**Exercise requirements**
Exclude the pictures, then repeat the remaining data exactly.
══════════
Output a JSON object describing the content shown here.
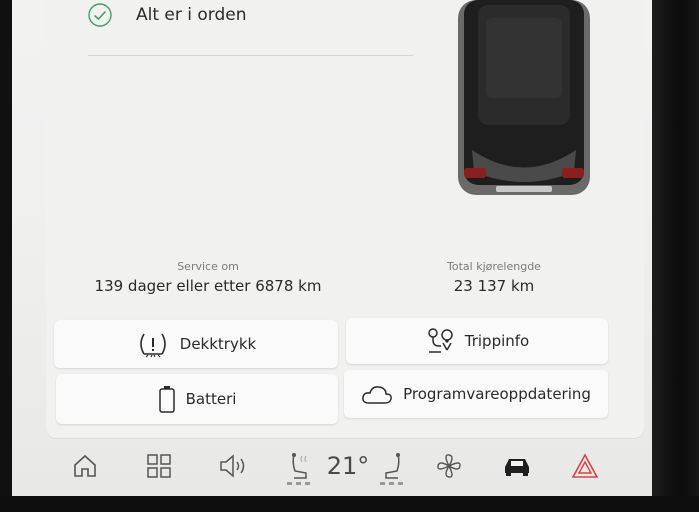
{
  "status": {
    "text": "Alt er i orden"
  },
  "service": {
    "label": "Service om",
    "value": "139 dager eller etter 6878 km"
  },
  "odometer": {
    "label": "Total kjørelengde",
    "value": "23 137 km"
  },
  "tiles": {
    "tire_pressure": "Dekktrykk",
    "trip_info": "Trippinfo",
    "battery": "Batteri",
    "software_update": "Programvareoppdatering"
  },
  "dock": {
    "temperature": "21°",
    "icons": [
      "home-icon",
      "apps-grid-icon",
      "volume-icon",
      "seat-heat-driver-icon",
      "seat-heat-passenger-icon",
      "fan-icon",
      "car-icon",
      "hazard-icon"
    ]
  },
  "colors": {
    "check": "#3f9e6a",
    "hazard": "#d64545",
    "text": "#2a2a2a"
  }
}
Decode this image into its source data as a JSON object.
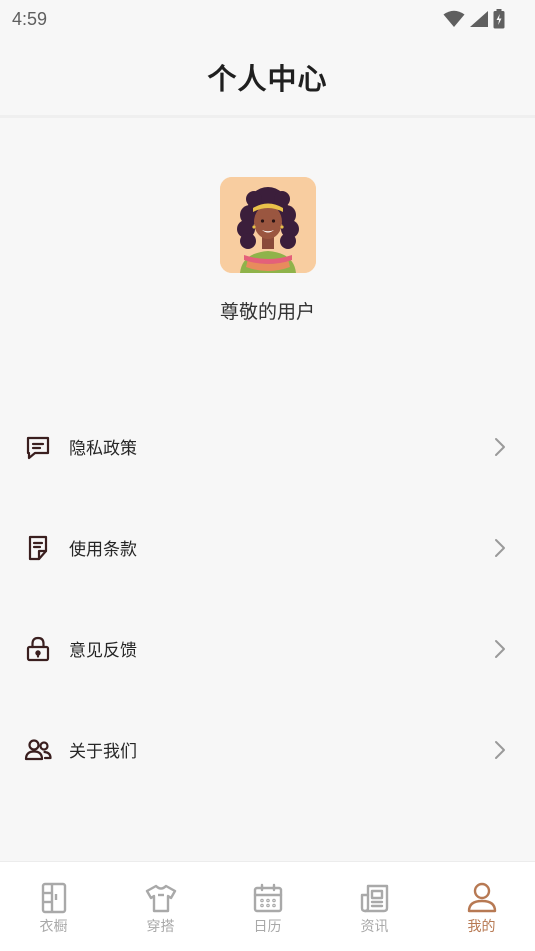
{
  "status_bar": {
    "time": "4:59"
  },
  "header": {
    "title": "个人中心"
  },
  "profile": {
    "username": "尊敬的用户"
  },
  "menu": {
    "items": [
      {
        "label": "隐私政策",
        "icon": "message-square-icon"
      },
      {
        "label": "使用条款",
        "icon": "document-icon"
      },
      {
        "label": "意见反馈",
        "icon": "lock-icon"
      },
      {
        "label": "关于我们",
        "icon": "users-icon"
      }
    ]
  },
  "tab_bar": {
    "tabs": [
      {
        "label": "衣橱",
        "icon": "wardrobe-icon",
        "active": false
      },
      {
        "label": "穿搭",
        "icon": "tshirt-icon",
        "active": false
      },
      {
        "label": "日历",
        "icon": "calendar-icon",
        "active": false
      },
      {
        "label": "资讯",
        "icon": "newspaper-icon",
        "active": false
      },
      {
        "label": "我的",
        "icon": "user-icon",
        "active": true
      }
    ]
  },
  "colors": {
    "accent": "#b77953",
    "icon_dark": "#3a1f1f",
    "inactive": "#a9a9a9",
    "background": "#f7f7f7"
  }
}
══════════
**Task answer**
Output a JSON object describing the content shown here.
{
  "status": {
    "text": "Alt er i orden"
  },
  "service": {
    "label": "Service om",
    "value": "139 dager eller etter 6878 km"
  },
  "odometer": {
    "label": "Total kjørelengde",
    "value": "23 137 km"
  },
  "tiles": {
    "tire_pressure": "Dekktrykk",
    "trip_info": "Trippinfo",
    "battery": "Batteri",
    "software_update": "Programvareoppdatering"
  },
  "dock": {
    "temperature": "21°",
    "icons": [
      "home-icon",
      "apps-grid-icon",
      "volume-icon",
      "seat-heat-driver-icon",
      "seat-heat-passenger-icon",
      "fan-icon",
      "car-icon",
      "hazard-icon"
    ]
  },
  "colors": {
    "check": "#3f9e6a",
    "hazard": "#d64545",
    "text": "#2a2a2a"
  }
}
Decode this image into its source data as a JSON object.
{
  "status_bar": {
    "time": "4:59"
  },
  "header": {
    "title": "个人中心"
  },
  "profile": {
    "username": "尊敬的用户"
  },
  "menu": {
    "items": [
      {
        "label": "隐私政策",
        "icon": "message-square-icon"
      },
      {
        "label": "使用条款",
        "icon": "document-icon"
      },
      {
        "label": "意见反馈",
        "icon": "lock-icon"
      },
      {
        "label": "关于我们",
        "icon": "users-icon"
      }
    ]
  },
  "tab_bar": {
    "tabs": [
      {
        "label": "衣橱",
        "icon": "wardrobe-icon",
        "active": false
      },
      {
        "label": "穿搭",
        "icon": "tshirt-icon",
        "active": false
      },
      {
        "label": "日历",
        "icon": "calendar-icon",
        "active": false
      },
      {
        "label": "资讯",
        "icon": "newspaper-icon",
        "active": false
      },
      {
        "label": "我的",
        "icon": "user-icon",
        "active": true
      }
    ]
  },
  "colors": {
    "accent": "#b77953",
    "icon_dark": "#3a1f1f",
    "inactive": "#a9a9a9",
    "background": "#f7f7f7"
  }
}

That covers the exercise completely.